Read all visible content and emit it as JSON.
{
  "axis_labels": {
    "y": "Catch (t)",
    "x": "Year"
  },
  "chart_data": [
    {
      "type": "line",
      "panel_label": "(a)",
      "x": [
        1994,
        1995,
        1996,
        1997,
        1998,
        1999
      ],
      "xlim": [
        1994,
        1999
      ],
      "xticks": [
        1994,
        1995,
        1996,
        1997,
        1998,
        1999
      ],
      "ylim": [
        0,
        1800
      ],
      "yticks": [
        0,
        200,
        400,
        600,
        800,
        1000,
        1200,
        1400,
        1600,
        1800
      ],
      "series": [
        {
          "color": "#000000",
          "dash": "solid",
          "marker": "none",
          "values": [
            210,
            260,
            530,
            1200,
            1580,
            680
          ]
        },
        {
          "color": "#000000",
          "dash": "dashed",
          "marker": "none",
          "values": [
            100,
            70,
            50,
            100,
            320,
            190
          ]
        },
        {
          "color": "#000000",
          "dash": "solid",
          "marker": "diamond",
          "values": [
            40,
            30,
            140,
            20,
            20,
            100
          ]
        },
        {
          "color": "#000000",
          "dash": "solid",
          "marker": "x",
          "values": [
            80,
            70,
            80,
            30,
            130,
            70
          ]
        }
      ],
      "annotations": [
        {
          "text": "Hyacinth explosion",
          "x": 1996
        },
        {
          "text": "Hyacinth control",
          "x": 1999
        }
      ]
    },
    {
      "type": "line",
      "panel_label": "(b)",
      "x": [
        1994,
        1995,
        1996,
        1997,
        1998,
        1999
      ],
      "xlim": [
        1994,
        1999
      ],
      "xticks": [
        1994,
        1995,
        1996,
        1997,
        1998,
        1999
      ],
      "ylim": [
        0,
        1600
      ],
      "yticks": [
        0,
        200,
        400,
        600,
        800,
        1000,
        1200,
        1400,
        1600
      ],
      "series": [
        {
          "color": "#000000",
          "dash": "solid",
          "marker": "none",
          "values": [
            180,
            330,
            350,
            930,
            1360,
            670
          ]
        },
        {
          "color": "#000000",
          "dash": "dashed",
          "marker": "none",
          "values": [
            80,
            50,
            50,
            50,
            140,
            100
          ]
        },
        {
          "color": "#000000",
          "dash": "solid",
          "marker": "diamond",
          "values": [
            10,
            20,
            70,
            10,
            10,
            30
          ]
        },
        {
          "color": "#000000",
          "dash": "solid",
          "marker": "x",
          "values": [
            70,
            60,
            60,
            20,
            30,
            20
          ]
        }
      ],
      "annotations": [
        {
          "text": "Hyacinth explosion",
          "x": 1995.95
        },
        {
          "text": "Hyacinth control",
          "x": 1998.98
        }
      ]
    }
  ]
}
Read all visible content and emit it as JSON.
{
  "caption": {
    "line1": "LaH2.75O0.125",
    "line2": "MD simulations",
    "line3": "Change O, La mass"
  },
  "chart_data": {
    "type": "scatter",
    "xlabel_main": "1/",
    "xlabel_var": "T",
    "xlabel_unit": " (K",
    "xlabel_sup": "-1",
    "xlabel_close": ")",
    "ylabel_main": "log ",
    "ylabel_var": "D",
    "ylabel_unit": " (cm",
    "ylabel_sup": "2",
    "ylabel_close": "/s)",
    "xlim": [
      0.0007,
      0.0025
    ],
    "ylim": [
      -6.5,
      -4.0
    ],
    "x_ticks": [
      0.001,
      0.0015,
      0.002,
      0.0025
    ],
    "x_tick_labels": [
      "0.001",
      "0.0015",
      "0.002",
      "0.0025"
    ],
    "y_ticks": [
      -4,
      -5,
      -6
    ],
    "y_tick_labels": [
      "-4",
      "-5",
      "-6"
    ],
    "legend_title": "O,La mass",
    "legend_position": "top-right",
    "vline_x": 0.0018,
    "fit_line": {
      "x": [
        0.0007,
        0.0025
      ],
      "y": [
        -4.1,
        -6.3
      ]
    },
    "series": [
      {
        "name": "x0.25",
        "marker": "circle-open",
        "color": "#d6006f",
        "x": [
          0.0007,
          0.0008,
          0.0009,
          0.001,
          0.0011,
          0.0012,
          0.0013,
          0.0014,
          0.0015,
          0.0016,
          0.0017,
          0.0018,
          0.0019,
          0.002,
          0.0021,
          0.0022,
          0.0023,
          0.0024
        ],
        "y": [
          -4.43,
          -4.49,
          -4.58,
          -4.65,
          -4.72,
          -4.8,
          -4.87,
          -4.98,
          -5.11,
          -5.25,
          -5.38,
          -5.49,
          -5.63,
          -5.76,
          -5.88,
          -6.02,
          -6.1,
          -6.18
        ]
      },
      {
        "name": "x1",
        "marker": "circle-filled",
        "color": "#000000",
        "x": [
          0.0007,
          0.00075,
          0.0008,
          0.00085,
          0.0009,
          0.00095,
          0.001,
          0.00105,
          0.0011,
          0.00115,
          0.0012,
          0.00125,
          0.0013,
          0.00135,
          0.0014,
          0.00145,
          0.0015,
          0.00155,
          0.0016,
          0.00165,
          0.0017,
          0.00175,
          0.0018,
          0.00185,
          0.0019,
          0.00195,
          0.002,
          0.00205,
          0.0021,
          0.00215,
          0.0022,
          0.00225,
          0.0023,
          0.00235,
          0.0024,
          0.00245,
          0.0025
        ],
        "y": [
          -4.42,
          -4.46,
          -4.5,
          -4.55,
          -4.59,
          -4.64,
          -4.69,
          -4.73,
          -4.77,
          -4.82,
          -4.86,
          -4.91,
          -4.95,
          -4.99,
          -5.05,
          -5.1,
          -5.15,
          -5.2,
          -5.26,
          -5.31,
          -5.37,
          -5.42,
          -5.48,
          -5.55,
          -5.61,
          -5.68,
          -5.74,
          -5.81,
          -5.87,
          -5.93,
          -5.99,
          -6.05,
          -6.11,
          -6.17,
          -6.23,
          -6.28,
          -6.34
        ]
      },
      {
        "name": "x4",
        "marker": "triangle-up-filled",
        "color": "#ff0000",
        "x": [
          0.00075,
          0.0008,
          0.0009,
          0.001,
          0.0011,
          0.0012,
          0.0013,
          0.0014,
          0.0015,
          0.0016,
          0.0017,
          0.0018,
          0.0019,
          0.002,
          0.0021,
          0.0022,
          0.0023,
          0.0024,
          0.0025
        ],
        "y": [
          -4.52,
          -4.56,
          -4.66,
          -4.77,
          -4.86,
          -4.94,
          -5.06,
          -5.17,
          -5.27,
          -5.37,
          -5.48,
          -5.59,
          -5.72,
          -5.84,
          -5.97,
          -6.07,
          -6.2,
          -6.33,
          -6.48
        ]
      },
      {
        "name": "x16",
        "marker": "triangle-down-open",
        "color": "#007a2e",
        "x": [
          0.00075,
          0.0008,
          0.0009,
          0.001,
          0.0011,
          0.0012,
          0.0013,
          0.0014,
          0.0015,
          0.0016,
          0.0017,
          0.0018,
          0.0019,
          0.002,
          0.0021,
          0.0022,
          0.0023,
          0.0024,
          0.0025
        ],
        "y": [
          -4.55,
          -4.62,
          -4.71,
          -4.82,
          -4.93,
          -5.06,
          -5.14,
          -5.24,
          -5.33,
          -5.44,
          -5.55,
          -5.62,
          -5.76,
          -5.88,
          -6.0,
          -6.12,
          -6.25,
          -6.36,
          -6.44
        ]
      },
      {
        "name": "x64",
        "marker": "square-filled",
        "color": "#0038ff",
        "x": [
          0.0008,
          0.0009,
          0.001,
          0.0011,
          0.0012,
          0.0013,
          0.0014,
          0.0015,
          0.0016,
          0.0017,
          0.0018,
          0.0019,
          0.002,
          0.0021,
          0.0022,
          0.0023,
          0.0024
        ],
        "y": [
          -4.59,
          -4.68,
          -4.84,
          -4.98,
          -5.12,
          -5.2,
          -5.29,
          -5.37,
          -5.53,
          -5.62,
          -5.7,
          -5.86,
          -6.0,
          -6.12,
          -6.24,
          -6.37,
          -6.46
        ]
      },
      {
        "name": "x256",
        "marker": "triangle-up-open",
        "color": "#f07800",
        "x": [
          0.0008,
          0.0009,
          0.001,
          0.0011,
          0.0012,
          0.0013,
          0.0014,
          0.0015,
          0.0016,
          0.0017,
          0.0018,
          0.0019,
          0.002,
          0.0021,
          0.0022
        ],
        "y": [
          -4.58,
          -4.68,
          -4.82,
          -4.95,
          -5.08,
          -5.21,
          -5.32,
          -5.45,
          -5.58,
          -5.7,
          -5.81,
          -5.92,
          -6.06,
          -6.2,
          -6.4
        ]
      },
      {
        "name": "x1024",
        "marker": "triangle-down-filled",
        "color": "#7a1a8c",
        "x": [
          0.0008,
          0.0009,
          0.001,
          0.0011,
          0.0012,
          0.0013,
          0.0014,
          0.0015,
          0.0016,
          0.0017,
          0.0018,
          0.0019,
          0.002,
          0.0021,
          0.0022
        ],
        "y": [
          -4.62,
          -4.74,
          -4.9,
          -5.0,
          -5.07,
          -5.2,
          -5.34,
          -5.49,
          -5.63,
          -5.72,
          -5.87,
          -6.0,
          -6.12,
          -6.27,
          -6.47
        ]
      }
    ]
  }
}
-=-=-
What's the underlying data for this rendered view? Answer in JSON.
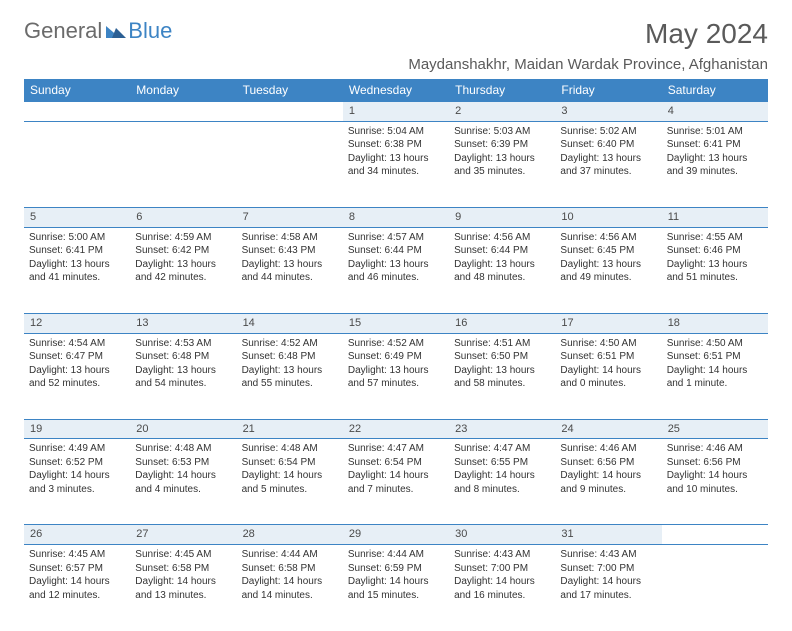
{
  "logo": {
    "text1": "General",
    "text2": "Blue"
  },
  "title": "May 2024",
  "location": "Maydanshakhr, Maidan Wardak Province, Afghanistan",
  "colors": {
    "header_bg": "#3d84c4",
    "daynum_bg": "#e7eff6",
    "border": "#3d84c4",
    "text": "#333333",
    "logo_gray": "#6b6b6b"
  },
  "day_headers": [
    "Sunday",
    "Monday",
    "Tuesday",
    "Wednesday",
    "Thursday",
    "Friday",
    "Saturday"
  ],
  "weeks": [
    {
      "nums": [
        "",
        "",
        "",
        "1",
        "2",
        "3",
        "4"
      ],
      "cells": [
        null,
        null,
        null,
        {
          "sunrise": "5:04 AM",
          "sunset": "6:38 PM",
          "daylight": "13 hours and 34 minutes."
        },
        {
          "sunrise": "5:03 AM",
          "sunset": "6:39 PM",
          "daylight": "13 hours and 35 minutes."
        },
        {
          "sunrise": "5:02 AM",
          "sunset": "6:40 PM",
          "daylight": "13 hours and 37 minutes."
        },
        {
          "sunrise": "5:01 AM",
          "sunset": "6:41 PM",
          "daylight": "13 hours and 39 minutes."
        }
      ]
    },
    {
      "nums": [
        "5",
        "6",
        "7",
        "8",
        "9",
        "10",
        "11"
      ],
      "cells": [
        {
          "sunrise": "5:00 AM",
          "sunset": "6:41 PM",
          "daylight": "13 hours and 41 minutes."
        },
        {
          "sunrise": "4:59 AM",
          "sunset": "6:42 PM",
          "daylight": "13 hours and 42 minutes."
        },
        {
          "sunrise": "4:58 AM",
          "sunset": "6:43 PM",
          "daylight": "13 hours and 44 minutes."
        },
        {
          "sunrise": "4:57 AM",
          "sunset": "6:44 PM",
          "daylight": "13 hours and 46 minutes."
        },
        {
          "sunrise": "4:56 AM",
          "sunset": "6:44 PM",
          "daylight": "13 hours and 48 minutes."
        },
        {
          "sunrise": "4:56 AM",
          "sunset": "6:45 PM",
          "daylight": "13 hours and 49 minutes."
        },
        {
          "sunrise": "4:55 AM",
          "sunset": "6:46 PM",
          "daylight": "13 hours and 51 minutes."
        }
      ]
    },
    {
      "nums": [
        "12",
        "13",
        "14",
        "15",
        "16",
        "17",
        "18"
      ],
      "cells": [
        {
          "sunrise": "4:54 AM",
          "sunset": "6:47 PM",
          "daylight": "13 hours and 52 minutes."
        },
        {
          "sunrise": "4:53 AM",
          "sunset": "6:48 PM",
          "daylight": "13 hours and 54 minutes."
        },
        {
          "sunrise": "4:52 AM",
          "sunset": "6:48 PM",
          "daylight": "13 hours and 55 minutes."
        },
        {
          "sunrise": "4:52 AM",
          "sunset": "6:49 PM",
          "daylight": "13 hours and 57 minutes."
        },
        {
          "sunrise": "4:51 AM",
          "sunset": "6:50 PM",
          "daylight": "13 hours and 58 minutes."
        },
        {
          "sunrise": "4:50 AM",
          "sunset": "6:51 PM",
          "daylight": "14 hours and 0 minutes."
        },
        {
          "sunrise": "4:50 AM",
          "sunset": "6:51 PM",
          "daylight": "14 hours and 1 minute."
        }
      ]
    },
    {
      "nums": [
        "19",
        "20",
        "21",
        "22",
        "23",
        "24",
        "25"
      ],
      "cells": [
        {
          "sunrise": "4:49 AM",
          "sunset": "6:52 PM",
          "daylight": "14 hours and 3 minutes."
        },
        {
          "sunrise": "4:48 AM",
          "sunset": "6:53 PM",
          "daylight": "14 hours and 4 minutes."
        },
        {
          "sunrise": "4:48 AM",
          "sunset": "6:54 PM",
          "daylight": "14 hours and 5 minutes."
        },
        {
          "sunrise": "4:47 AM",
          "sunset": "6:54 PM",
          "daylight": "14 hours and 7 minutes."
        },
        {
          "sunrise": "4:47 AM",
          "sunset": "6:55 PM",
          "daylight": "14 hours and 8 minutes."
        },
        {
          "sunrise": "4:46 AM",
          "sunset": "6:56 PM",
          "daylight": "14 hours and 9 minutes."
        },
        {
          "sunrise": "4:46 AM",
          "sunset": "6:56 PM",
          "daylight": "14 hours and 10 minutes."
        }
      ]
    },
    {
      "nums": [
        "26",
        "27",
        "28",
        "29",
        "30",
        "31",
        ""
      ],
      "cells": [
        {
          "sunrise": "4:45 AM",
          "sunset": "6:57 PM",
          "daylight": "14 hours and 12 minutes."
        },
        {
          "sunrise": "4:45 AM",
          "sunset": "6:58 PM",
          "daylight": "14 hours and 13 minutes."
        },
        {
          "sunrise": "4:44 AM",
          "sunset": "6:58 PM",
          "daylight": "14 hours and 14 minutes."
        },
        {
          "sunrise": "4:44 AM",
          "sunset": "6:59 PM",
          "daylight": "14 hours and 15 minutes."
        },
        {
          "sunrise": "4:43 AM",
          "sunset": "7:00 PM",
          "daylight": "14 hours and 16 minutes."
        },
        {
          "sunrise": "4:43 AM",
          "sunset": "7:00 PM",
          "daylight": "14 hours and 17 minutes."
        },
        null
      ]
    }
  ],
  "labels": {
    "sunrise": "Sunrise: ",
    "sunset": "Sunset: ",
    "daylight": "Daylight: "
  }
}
-=-=-
▸ The exercise
Within the listing above, find every line containing the string "triangle" and return it.

▸ Written response
        "marker": "triangle-up-filled",
        "marker": "triangle-down-open",
        "marker": "triangle-up-open",
        "marker": "triangle-down-filled",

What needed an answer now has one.